## TASK DIRECTIONS
All records below must be retyped exactly.

## Stored entries
———

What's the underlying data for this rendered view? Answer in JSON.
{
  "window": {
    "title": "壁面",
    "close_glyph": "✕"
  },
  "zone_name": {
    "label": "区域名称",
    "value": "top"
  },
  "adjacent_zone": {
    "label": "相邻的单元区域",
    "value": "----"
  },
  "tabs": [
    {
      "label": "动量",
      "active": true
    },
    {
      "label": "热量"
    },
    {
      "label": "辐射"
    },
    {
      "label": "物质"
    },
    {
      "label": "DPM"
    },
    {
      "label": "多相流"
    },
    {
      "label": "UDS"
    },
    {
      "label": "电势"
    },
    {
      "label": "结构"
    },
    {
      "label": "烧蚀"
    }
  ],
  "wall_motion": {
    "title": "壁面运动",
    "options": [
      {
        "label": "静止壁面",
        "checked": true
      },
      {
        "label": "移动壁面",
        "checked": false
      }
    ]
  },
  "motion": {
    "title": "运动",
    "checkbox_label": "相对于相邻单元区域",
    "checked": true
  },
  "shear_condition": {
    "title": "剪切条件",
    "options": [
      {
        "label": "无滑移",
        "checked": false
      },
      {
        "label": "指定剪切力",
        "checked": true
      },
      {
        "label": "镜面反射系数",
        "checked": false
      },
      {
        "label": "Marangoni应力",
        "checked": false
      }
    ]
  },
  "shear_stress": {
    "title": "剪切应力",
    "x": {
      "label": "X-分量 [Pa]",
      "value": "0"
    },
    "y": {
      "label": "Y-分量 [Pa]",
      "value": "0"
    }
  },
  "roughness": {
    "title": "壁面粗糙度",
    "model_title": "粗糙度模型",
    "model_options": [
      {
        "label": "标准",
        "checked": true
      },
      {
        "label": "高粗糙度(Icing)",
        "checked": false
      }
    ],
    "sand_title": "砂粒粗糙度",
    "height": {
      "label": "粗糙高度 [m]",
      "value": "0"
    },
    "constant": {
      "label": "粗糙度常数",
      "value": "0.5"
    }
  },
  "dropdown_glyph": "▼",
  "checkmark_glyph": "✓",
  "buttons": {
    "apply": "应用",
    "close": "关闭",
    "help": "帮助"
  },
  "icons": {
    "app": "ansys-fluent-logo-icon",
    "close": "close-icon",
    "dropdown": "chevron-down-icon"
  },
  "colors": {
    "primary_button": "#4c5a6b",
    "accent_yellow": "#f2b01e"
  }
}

———

## EXERCISE SOLUTION
What's the underlying data for this rendered view? Answer in JSON.
{
  "window": {
    "title": "壁面",
    "close_glyph": "✕"
  },
  "zone_name": {
    "label": "区域名称",
    "value": "top"
  },
  "adjacent_zone": {
    "label": "相邻的单元区域",
    "value": "----"
  },
  "tabs": [
    {
      "label": "动量",
      "active": true
    },
    {
      "label": "热量"
    },
    {
      "label": "辐射"
    },
    {
      "label": "物质"
    },
    {
      "label": "DPM"
    },
    {
      "label": "多相流"
    },
    {
      "label": "UDS"
    },
    {
      "label": "电势"
    },
    {
      "label": "结构"
    },
    {
      "label": "烧蚀"
    }
  ],
  "wall_motion": {
    "title": "壁面运动",
    "options": [
      {
        "label": "静止壁面",
        "checked": true
      },
      {
        "label": "移动壁面",
        "checked": false
      }
    ]
  },
  "motion": {
    "title": "运动",
    "checkbox_label": "相对于相邻单元区域",
    "checked": true
  },
  "shear_condition": {
    "title": "剪切条件",
    "options": [
      {
        "label": "无滑移",
        "checked": false
      },
      {
        "label": "指定剪切力",
        "checked": true
      },
      {
        "label": "镜面反射系数",
        "checked": false
      },
      {
        "label": "Marangoni应力",
        "checked": false
      }
    ]
  },
  "shear_stress": {
    "title": "剪切应力",
    "x": {
      "label": "X-分量 [Pa]",
      "value": "0"
    },
    "y": {
      "label": "Y-分量 [Pa]",
      "value": "0"
    }
  },
  "roughness": {
    "title": "壁面粗糙度",
    "model_title": "粗糙度模型",
    "model_options": [
      {
        "label": "标准",
        "checked": true
      },
      {
        "label": "高粗糙度(Icing)",
        "checked": false
      }
    ],
    "sand_title": "砂粒粗糙度",
    "height": {
      "label": "粗糙高度 [m]",
      "value": "0"
    },
    "constant": {
      "label": "粗糙度常数",
      "value": "0.5"
    }
  },
  "dropdown_glyph": "▼",
  "checkmark_glyph": "✓",
  "buttons": {
    "apply": "应用",
    "close": "关闭",
    "help": "帮助"
  },
  "icons": {
    "app": "ansys-fluent-logo-icon",
    "close": "close-icon",
    "dropdown": "chevron-down-icon"
  },
  "colors": {
    "primary_button": "#4c5a6b",
    "accent_yellow": "#f2b01e"
  }
}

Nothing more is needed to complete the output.